_WHAT YOU HAVE TO DO_:
No images are to be carried over; print all other material exactly as it stands.

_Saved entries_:
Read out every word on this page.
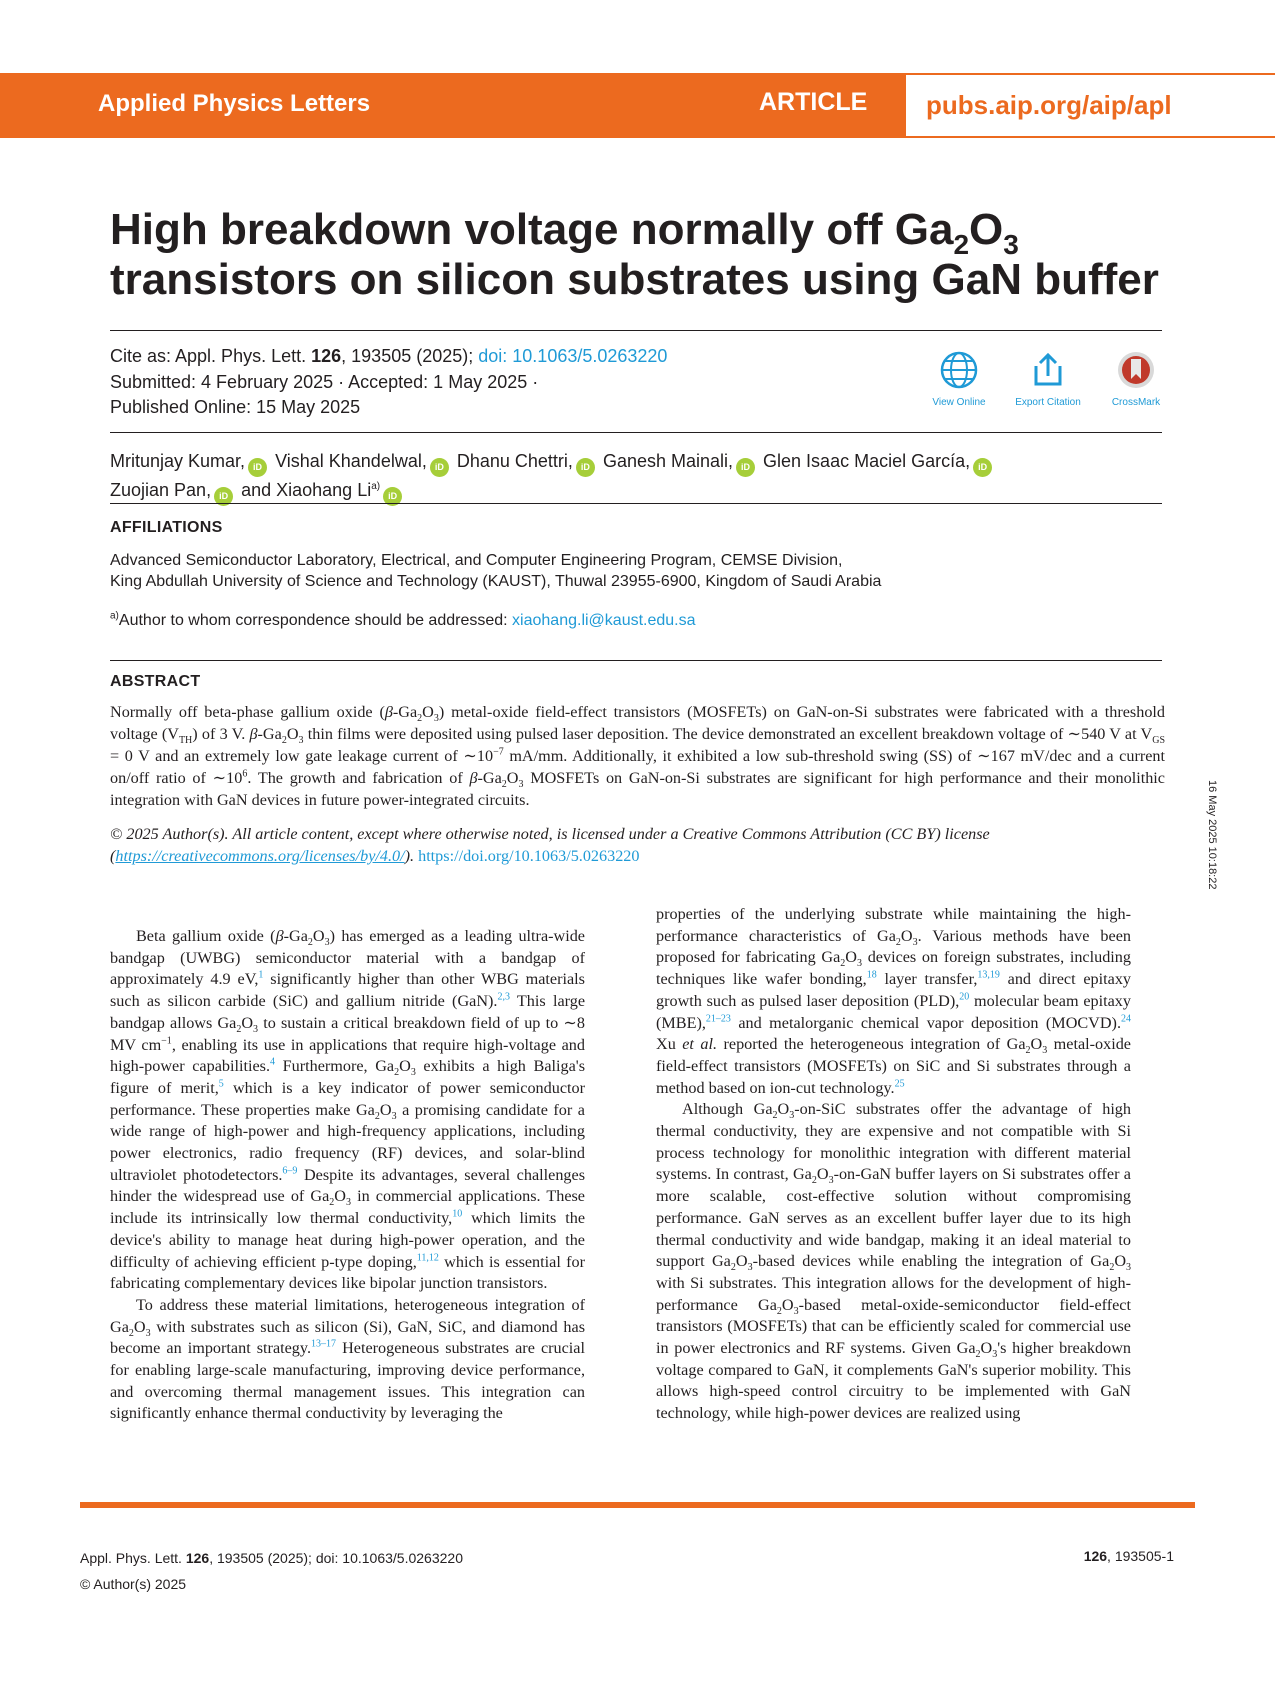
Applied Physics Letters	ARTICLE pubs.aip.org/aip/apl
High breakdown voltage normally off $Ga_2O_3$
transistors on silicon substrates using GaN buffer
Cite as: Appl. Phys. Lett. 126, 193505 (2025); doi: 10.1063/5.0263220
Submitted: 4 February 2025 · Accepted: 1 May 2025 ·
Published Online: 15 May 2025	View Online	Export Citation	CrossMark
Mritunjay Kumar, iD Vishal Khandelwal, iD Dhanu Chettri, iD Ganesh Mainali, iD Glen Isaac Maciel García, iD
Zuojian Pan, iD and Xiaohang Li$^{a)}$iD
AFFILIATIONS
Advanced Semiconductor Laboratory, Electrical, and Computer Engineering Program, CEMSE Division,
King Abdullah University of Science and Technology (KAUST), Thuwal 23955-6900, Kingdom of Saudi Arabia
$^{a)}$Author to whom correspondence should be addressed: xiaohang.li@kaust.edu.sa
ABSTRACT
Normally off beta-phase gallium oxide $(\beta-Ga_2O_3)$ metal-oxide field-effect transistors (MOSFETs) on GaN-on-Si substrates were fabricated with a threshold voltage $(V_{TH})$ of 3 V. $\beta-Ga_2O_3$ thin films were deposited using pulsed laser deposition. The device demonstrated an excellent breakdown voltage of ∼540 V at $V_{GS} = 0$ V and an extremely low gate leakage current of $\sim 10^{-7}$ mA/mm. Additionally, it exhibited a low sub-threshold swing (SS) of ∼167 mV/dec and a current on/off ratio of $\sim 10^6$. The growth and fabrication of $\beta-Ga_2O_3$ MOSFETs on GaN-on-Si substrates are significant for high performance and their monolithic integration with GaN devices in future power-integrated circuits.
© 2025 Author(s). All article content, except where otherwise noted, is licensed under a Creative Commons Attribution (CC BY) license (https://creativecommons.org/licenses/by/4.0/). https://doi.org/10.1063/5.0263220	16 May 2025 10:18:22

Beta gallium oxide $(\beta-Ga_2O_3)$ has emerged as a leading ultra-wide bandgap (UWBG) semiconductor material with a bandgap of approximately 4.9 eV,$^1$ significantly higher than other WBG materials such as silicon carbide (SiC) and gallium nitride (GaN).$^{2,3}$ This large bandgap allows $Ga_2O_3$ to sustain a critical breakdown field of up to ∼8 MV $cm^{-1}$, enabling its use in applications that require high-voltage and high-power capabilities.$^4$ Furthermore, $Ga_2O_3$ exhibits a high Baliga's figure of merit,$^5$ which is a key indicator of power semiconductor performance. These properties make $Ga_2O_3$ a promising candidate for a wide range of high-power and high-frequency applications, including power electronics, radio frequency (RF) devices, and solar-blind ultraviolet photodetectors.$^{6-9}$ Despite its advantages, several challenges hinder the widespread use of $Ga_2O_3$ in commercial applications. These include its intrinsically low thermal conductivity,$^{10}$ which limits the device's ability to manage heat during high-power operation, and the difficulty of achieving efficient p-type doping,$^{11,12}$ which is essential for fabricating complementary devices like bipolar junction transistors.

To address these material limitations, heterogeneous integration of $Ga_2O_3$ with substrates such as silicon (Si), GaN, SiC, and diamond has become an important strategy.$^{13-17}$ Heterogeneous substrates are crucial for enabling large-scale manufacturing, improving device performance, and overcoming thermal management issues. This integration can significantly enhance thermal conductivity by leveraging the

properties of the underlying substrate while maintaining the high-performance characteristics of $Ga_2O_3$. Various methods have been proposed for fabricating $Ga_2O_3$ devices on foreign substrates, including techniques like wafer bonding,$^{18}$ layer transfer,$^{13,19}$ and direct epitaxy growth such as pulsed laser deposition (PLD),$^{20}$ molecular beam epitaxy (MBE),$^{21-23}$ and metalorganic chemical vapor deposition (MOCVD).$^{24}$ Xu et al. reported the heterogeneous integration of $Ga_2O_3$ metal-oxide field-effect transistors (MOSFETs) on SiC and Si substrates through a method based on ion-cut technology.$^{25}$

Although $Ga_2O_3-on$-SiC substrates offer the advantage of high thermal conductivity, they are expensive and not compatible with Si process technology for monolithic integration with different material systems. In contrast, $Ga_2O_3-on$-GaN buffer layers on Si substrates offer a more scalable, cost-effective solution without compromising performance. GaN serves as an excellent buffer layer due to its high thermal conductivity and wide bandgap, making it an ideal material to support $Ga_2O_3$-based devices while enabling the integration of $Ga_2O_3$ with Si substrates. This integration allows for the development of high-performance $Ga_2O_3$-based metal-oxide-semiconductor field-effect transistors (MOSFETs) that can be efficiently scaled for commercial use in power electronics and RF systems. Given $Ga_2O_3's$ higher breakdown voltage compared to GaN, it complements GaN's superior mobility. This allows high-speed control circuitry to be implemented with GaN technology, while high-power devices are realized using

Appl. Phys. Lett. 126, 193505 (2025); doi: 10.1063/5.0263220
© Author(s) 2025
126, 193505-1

_EXERCISE RESPONSE_:
Read out every word on this page.
Applied Physics Letters	ARTICLE pubs.aip.org/aip/apl
High breakdown voltage normally off $Ga_2O_3$
transistors on silicon substrates using GaN buffer
Cite as: Appl. Phys. Lett. 126, 193505 (2025); doi: 10.1063/5.0263220
Submitted: 4 February 2025 · Accepted: 1 May 2025 ·
Published Online: 15 May 2025	View Online	Export Citation	CrossMark
Mritunjay Kumar, iD Vishal Khandelwal, iD Dhanu Chettri, iD Ganesh Mainali, iD Glen Isaac Maciel García, iD
Zuojian Pan, iD and Xiaohang Li$^{a)}$iD
AFFILIATIONS
Advanced Semiconductor Laboratory, Electrical, and Computer Engineering Program, CEMSE Division,
King Abdullah University of Science and Technology (KAUST), Thuwal 23955-6900, Kingdom of Saudi Arabia
$^{a)}$Author to whom correspondence should be addressed: xiaohang.li@kaust.edu.sa
ABSTRACT
Normally off beta-phase gallium oxide $(\beta-Ga_2O_3)$ metal-oxide field-effect transistors (MOSFETs) on GaN-on-Si substrates were fabricated with a threshold voltage $(V_{TH})$ of 3 V. $\beta-Ga_2O_3$ thin films were deposited using pulsed laser deposition. The device demonstrated an excellent breakdown voltage of ∼540 V at $V_{GS} = 0$ V and an extremely low gate leakage current of $\sim 10^{-7}$ mA/mm. Additionally, it exhibited a low sub-threshold swing (SS) of ∼167 mV/dec and a current on/off ratio of $\sim 10^6$. The growth and fabrication of $\beta-Ga_2O_3$ MOSFETs on GaN-on-Si substrates are significant for high performance and their monolithic integration with GaN devices in future power-integrated circuits.
© 2025 Author(s). All article content, except where otherwise noted, is licensed under a Creative Commons Attribution (CC BY) license (https://creativecommons.org/licenses/by/4.0/). https://doi.org/10.1063/5.0263220	16 May 2025 10:18:22

Beta gallium oxide $(\beta-Ga_2O_3)$ has emerged as a leading ultra-wide bandgap (UWBG) semiconductor material with a bandgap of approximately 4.9 eV,$^1$ significantly higher than other WBG materials such as silicon carbide (SiC) and gallium nitride (GaN).$^{2,3}$ This large bandgap allows $Ga_2O_3$ to sustain a critical breakdown field of up to ∼8 MV $cm^{-1}$, enabling its use in applications that require high-voltage and high-power capabilities.$^4$ Furthermore, $Ga_2O_3$ exhibits a high Baliga's figure of merit,$^5$ which is a key indicator of power semiconductor performance. These properties make $Ga_2O_3$ a promising candidate for a wide range of high-power and high-frequency applications, including power electronics, radio frequency (RF) devices, and solar-blind ultraviolet photodetectors.$^{6-9}$ Despite its advantages, several challenges hinder the widespread use of $Ga_2O_3$ in commercial applications. These include its intrinsically low thermal conductivity,$^{10}$ which limits the device's ability to manage heat during high-power operation, and the difficulty of achieving efficient p-type doping,$^{11,12}$ which is essential for fabricating complementary devices like bipolar junction transistors.

To address these material limitations, heterogeneous integration of $Ga_2O_3$ with substrates such as silicon (Si), GaN, SiC, and diamond has become an important strategy.$^{13-17}$ Heterogeneous substrates are crucial for enabling large-scale manufacturing, improving device performance, and overcoming thermal management issues. This integration can significantly enhance thermal conductivity by leveraging the

properties of the underlying substrate while maintaining the high-performance characteristics of $Ga_2O_3$. Various methods have been proposed for fabricating $Ga_2O_3$ devices on foreign substrates, including techniques like wafer bonding,$^{18}$ layer transfer,$^{13,19}$ and direct epitaxy growth such as pulsed laser deposition (PLD),$^{20}$ molecular beam epitaxy (MBE),$^{21-23}$ and metalorganic chemical vapor deposition (MOCVD).$^{24}$ Xu et al. reported the heterogeneous integration of $Ga_2O_3$ metal-oxide field-effect transistors (MOSFETs) on SiC and Si substrates through a method based on ion-cut technology.$^{25}$

Although $Ga_2O_3-on$-SiC substrates offer the advantage of high thermal conductivity, they are expensive and not compatible with Si process technology for monolithic integration with different material systems. In contrast, $Ga_2O_3-on$-GaN buffer layers on Si substrates offer a more scalable, cost-effective solution without compromising performance. GaN serves as an excellent buffer layer due to its high thermal conductivity and wide bandgap, making it an ideal material to support $Ga_2O_3$-based devices while enabling the integration of $Ga_2O_3$ with Si substrates. This integration allows for the development of high-performance $Ga_2O_3$-based metal-oxide-semiconductor field-effect transistors (MOSFETs) that can be efficiently scaled for commercial use in power electronics and RF systems. Given $Ga_2O_3's$ higher breakdown voltage compared to GaN, it complements GaN's superior mobility. This allows high-speed control circuitry to be implemented with GaN technology, while high-power devices are realized using

Appl. Phys. Lett. 126, 193505 (2025); doi: 10.1063/5.0263220
© Author(s) 2025
126, 193505-1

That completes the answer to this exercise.